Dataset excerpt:
--------------------
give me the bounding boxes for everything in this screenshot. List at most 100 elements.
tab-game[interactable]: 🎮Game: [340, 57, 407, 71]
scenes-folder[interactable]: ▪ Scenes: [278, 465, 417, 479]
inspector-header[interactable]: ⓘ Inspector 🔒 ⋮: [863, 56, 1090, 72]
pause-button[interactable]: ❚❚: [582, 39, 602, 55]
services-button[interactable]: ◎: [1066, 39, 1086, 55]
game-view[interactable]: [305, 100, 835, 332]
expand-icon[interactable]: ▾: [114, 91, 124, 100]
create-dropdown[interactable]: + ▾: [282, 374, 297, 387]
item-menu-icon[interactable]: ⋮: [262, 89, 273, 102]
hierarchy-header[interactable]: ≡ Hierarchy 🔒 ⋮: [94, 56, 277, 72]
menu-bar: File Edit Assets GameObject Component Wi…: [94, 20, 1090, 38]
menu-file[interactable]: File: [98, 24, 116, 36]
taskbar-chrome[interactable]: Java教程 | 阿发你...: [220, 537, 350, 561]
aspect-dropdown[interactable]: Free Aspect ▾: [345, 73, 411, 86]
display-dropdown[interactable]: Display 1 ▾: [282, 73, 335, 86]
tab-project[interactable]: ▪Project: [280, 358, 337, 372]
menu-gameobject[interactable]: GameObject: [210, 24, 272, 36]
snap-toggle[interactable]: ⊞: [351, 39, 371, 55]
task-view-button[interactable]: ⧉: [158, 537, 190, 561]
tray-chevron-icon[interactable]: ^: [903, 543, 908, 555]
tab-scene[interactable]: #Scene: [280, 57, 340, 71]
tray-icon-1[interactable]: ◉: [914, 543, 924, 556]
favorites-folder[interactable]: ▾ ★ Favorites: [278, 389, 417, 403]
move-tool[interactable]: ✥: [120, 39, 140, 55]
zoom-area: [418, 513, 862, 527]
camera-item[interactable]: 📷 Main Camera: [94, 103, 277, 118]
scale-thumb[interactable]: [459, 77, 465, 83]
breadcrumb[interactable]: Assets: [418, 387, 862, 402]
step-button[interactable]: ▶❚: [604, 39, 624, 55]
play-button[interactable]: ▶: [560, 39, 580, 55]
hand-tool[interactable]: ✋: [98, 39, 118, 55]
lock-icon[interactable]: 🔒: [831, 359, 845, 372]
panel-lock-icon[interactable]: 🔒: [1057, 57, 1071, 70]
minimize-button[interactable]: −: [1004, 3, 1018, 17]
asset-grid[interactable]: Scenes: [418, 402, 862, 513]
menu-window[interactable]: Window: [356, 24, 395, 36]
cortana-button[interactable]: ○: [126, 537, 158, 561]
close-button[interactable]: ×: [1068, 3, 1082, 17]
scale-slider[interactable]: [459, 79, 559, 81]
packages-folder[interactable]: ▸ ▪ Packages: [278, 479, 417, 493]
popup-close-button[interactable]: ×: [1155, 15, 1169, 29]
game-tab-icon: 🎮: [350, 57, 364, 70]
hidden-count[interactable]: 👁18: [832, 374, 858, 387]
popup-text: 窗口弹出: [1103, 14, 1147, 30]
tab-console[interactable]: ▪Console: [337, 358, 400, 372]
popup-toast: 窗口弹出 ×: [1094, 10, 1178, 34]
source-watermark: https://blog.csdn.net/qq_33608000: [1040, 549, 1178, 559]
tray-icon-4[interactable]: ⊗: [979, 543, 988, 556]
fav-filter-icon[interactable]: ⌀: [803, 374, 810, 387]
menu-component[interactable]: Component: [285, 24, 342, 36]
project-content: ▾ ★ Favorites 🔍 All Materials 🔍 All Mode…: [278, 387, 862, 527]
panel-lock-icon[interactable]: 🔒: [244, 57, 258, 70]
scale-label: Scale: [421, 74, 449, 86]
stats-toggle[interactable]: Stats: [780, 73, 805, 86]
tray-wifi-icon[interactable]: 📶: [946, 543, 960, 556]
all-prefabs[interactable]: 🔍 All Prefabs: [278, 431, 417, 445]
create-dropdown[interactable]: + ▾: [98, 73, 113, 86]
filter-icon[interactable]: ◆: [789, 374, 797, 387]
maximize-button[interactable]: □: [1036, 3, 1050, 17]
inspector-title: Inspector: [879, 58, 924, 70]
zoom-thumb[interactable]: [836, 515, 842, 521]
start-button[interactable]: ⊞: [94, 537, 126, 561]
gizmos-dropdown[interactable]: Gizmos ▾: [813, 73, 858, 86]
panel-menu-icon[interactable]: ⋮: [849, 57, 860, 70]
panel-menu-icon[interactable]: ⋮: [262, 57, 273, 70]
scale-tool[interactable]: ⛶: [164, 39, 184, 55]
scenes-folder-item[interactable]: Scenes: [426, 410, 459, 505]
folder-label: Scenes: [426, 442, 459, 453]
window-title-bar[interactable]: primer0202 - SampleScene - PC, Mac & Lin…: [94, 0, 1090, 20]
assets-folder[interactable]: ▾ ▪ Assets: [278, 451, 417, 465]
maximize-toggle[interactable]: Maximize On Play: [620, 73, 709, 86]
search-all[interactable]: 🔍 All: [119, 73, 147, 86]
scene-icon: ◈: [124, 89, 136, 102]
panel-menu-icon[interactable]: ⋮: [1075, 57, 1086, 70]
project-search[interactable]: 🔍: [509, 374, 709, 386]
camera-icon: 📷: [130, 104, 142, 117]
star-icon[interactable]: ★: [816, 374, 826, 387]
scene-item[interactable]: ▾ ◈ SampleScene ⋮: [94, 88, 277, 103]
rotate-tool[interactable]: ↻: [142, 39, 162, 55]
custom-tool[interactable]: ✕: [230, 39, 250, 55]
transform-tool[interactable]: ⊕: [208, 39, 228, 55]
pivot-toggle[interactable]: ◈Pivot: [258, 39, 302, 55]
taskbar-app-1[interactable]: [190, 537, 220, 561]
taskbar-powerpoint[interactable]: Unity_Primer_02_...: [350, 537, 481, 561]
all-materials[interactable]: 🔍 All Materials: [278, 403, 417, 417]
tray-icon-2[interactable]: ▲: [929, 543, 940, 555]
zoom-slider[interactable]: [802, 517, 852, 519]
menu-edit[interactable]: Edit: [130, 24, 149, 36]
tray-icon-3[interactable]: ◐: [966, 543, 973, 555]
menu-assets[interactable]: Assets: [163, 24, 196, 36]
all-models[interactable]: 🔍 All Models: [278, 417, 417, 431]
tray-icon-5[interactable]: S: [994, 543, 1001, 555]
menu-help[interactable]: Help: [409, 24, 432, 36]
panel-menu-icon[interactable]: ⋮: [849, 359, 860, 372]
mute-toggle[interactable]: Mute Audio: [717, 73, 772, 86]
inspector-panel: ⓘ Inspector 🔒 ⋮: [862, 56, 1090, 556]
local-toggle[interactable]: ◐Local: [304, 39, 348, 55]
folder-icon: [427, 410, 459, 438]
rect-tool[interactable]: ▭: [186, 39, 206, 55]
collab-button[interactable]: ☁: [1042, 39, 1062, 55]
--------------------
*What the task requires:*
Copy every line of the records above verbatim, with no changes.

*Answer for this exercise:*
give me the bounding boxes for everything in this screenshot. List at most 100 elements.
tab-game[interactable]: 🎮Game: [340, 57, 407, 71]
scenes-folder[interactable]: ▪ Scenes: [278, 465, 417, 479]
inspector-header[interactable]: ⓘ Inspector 🔒 ⋮: [863, 56, 1090, 72]
pause-button[interactable]: ❚❚: [582, 39, 602, 55]
services-button[interactable]: ◎: [1066, 39, 1086, 55]
game-view[interactable]: [305, 100, 835, 332]
expand-icon[interactable]: ▾: [114, 91, 124, 100]
create-dropdown[interactable]: + ▾: [282, 374, 297, 387]
item-menu-icon[interactable]: ⋮: [262, 89, 273, 102]
hierarchy-header[interactable]: ≡ Hierarchy 🔒 ⋮: [94, 56, 277, 72]
menu-bar: File Edit Assets GameObject Component Wi…: [94, 20, 1090, 38]
menu-file[interactable]: File: [98, 24, 116, 36]
taskbar-chrome[interactable]: Java教程 | 阿发你...: [220, 537, 350, 561]
aspect-dropdown[interactable]: Free Aspect ▾: [345, 73, 411, 86]
display-dropdown[interactable]: Display 1 ▾: [282, 73, 335, 86]
tab-project[interactable]: ▪Project: [280, 358, 337, 372]
menu-gameobject[interactable]: GameObject: [210, 24, 272, 36]
snap-toggle[interactable]: ⊞: [351, 39, 371, 55]
task-view-button[interactable]: ⧉: [158, 537, 190, 561]
tray-chevron-icon[interactable]: ^: [903, 543, 908, 555]
tab-scene[interactable]: #Scene: [280, 57, 340, 71]
tray-icon-1[interactable]: ◉: [914, 543, 924, 556]
favorites-folder[interactable]: ▾ ★ Favorites: [278, 389, 417, 403]
move-tool[interactable]: ✥: [120, 39, 140, 55]
zoom-area: [418, 513, 862, 527]
camera-item[interactable]: 📷 Main Camera: [94, 103, 277, 118]
scale-thumb[interactable]: [459, 77, 465, 83]
breadcrumb[interactable]: Assets: [418, 387, 862, 402]
step-button[interactable]: ▶❚: [604, 39, 624, 55]
play-button[interactable]: ▶: [560, 39, 580, 55]
hand-tool[interactable]: ✋: [98, 39, 118, 55]
lock-icon[interactable]: 🔒: [831, 359, 845, 372]
panel-lock-icon[interactable]: 🔒: [1057, 57, 1071, 70]
minimize-button[interactable]: −: [1004, 3, 1018, 17]
asset-grid[interactable]: Scenes: [418, 402, 862, 513]
menu-window[interactable]: Window: [356, 24, 395, 36]
cortana-button[interactable]: ○: [126, 537, 158, 561]
close-button[interactable]: ×: [1068, 3, 1082, 17]
scale-slider[interactable]: [459, 79, 559, 81]
packages-folder[interactable]: ▸ ▪ Packages: [278, 479, 417, 493]
popup-close-button[interactable]: ×: [1155, 15, 1169, 29]
game-tab-icon: 🎮: [350, 57, 364, 70]
hidden-count[interactable]: 👁18: [832, 374, 858, 387]
popup-text: 窗口弹出: [1103, 14, 1147, 30]
tab-console[interactable]: ▪Console: [337, 358, 400, 372]
popup-toast: 窗口弹出 ×: [1094, 10, 1178, 34]
source-watermark: https://blog.csdn.net/qq_33608000: [1040, 549, 1178, 559]
tray-icon-4[interactable]: ⊗: [979, 543, 988, 556]
fav-filter-icon[interactable]: ⌀: [803, 374, 810, 387]
menu-component[interactable]: Component: [285, 24, 342, 36]
project-content: ▾ ★ Favorites 🔍 All Materials 🔍 All Mode…: [278, 387, 862, 527]
panel-lock-icon[interactable]: 🔒: [244, 57, 258, 70]
scale-label: Scale: [421, 74, 449, 86]
stats-toggle[interactable]: Stats: [780, 73, 805, 86]
tray-wifi-icon[interactable]: 📶: [946, 543, 960, 556]
all-prefabs[interactable]: 🔍 All Prefabs: [278, 431, 417, 445]
create-dropdown[interactable]: + ▾: [98, 73, 113, 86]
filter-icon[interactable]: ◆: [789, 374, 797, 387]
maximize-button[interactable]: □: [1036, 3, 1050, 17]
inspector-title: Inspector: [879, 58, 924, 70]
zoom-thumb[interactable]: [836, 515, 842, 521]
start-button[interactable]: ⊞: [94, 537, 126, 561]
gizmos-dropdown[interactable]: Gizmos ▾: [813, 73, 858, 86]
panel-menu-icon[interactable]: ⋮: [849, 57, 860, 70]
panel-menu-icon[interactable]: ⋮: [262, 57, 273, 70]
scale-tool[interactable]: ⛶: [164, 39, 184, 55]
scenes-folder-item[interactable]: Scenes: [426, 410, 459, 505]
folder-label: Scenes: [426, 442, 459, 453]
window-title-bar[interactable]: primer0202 - SampleScene - PC, Mac & Lin…: [94, 0, 1090, 20]
assets-folder[interactable]: ▾ ▪ Assets: [278, 451, 417, 465]
maximize-toggle[interactable]: Maximize On Play: [620, 73, 709, 86]
search-all[interactable]: 🔍 All: [119, 73, 147, 86]
scene-icon: ◈: [124, 89, 136, 102]
panel-menu-icon[interactable]: ⋮: [1075, 57, 1086, 70]
project-search[interactable]: 🔍: [509, 374, 709, 386]
camera-icon: 📷: [130, 104, 142, 117]
star-icon[interactable]: ★: [816, 374, 826, 387]
scene-item[interactable]: ▾ ◈ SampleScene ⋮: [94, 88, 277, 103]
rotate-tool[interactable]: ↻: [142, 39, 162, 55]
custom-tool[interactable]: ✕: [230, 39, 250, 55]
transform-tool[interactable]: ⊕: [208, 39, 228, 55]
pivot-toggle[interactable]: ◈Pivot: [258, 39, 302, 55]
taskbar-app-1[interactable]: [190, 537, 220, 561]
taskbar-powerpoint[interactable]: Unity_Primer_02_...: [350, 537, 481, 561]
all-materials[interactable]: 🔍 All Materials: [278, 403, 417, 417]
tray-icon-2[interactable]: ▲: [929, 543, 940, 555]
zoom-slider[interactable]: [802, 517, 852, 519]
menu-edit[interactable]: Edit: [130, 24, 149, 36]
tray-icon-3[interactable]: ◐: [966, 543, 973, 555]
menu-assets[interactable]: Assets: [163, 24, 196, 36]
all-models[interactable]: 🔍 All Models: [278, 417, 417, 431]
tray-icon-5[interactable]: S: [994, 543, 1001, 555]
menu-help[interactable]: Help: [409, 24, 432, 36]
panel-menu-icon[interactable]: ⋮: [849, 359, 860, 372]
mute-toggle[interactable]: Mute Audio: [717, 73, 772, 86]
inspector-panel: ⓘ Inspector 🔒 ⋮: [862, 56, 1090, 556]
local-toggle[interactable]: ◐Local: [304, 39, 348, 55]
folder-icon: [427, 410, 459, 438]
rect-tool[interactable]: ▭: [186, 39, 206, 55]
collab-button[interactable]: ☁: [1042, 39, 1062, 55]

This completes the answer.